• Written instruction: The entries below are to be written out again without alteration.

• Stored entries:
+===+
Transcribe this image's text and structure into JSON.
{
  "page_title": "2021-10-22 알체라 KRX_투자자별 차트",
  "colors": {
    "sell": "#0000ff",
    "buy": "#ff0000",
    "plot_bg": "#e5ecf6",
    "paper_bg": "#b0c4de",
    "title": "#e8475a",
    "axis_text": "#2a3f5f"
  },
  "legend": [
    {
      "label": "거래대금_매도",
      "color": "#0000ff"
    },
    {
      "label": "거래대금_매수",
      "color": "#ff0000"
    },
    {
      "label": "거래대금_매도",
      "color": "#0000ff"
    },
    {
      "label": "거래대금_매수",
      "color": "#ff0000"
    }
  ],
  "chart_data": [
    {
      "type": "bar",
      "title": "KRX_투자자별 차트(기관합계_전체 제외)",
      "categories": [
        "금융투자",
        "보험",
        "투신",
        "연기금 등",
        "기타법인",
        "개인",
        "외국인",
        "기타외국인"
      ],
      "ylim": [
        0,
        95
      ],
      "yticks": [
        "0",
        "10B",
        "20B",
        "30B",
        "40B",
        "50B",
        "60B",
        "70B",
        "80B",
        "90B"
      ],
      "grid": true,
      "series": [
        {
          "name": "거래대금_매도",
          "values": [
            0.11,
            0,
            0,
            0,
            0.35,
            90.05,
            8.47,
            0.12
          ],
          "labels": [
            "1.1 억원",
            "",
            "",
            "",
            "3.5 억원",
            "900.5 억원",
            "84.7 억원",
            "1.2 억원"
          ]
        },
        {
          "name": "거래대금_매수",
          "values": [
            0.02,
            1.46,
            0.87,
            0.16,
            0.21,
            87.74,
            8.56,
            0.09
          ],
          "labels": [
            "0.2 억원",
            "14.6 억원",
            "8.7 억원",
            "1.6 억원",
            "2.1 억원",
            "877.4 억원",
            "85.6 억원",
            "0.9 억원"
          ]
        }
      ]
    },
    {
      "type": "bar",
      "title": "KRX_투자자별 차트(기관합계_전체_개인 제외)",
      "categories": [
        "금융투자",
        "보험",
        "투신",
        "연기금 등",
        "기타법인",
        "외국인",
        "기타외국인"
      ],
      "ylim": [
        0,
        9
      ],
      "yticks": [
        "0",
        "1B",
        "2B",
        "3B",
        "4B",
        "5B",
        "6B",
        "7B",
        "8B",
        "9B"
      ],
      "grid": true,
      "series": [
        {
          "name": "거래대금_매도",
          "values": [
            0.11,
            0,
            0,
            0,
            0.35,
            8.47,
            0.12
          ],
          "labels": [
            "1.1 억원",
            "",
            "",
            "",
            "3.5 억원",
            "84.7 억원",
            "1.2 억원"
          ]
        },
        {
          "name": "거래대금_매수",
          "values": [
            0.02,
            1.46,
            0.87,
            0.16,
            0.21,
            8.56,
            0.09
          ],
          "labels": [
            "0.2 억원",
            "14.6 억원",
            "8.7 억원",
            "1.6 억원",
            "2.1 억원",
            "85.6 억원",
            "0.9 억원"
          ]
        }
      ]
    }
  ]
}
+===+
• The answer:
Transcribe this image's text and structure into JSON.
{
  "page_title": "2021-10-22 알체라 KRX_투자자별 차트",
  "colors": {
    "sell": "#0000ff",
    "buy": "#ff0000",
    "plot_bg": "#e5ecf6",
    "paper_bg": "#b0c4de",
    "title": "#e8475a",
    "axis_text": "#2a3f5f"
  },
  "legend": [
    {
      "label": "거래대금_매도",
      "color": "#0000ff"
    },
    {
      "label": "거래대금_매수",
      "color": "#ff0000"
    },
    {
      "label": "거래대금_매도",
      "color": "#0000ff"
    },
    {
      "label": "거래대금_매수",
      "color": "#ff0000"
    }
  ],
  "chart_data": [
    {
      "type": "bar",
      "title": "KRX_투자자별 차트(기관합계_전체 제외)",
      "categories": [
        "금융투자",
        "보험",
        "투신",
        "연기금 등",
        "기타법인",
        "개인",
        "외국인",
        "기타외국인"
      ],
      "ylim": [
        0,
        95
      ],
      "yticks": [
        "0",
        "10B",
        "20B",
        "30B",
        "40B",
        "50B",
        "60B",
        "70B",
        "80B",
        "90B"
      ],
      "grid": true,
      "series": [
        {
          "name": "거래대금_매도",
          "values": [
            0.11,
            0,
            0,
            0,
            0.35,
            90.05,
            8.47,
            0.12
          ],
          "labels": [
            "1.1 억원",
            "",
            "",
            "",
            "3.5 억원",
            "900.5 억원",
            "84.7 억원",
            "1.2 억원"
          ]
        },
        {
          "name": "거래대금_매수",
          "values": [
            0.02,
            1.46,
            0.87,
            0.16,
            0.21,
            87.74,
            8.56,
            0.09
          ],
          "labels": [
            "0.2 억원",
            "14.6 억원",
            "8.7 억원",
            "1.6 억원",
            "2.1 억원",
            "877.4 억원",
            "85.6 억원",
            "0.9 억원"
          ]
        }
      ]
    },
    {
      "type": "bar",
      "title": "KRX_투자자별 차트(기관합계_전체_개인 제외)",
      "categories": [
        "금융투자",
        "보험",
        "투신",
        "연기금 등",
        "기타법인",
        "외국인",
        "기타외국인"
      ],
      "ylim": [
        0,
        9
      ],
      "yticks": [
        "0",
        "1B",
        "2B",
        "3B",
        "4B",
        "5B",
        "6B",
        "7B",
        "8B",
        "9B"
      ],
      "grid": true,
      "series": [
        {
          "name": "거래대금_매도",
          "values": [
            0.11,
            0,
            0,
            0,
            0.35,
            8.47,
            0.12
          ],
          "labels": [
            "1.1 억원",
            "",
            "",
            "",
            "3.5 억원",
            "84.7 억원",
            "1.2 억원"
          ]
        },
        {
          "name": "거래대금_매수",
          "values": [
            0.02,
            1.46,
            0.87,
            0.16,
            0.21,
            8.56,
            0.09
          ],
          "labels": [
            "0.2 억원",
            "14.6 억원",
            "8.7 억원",
            "1.6 억원",
            "2.1 억원",
            "85.6 억원",
            "0.9 억원"
          ]
        }
      ]
    }
  ]
}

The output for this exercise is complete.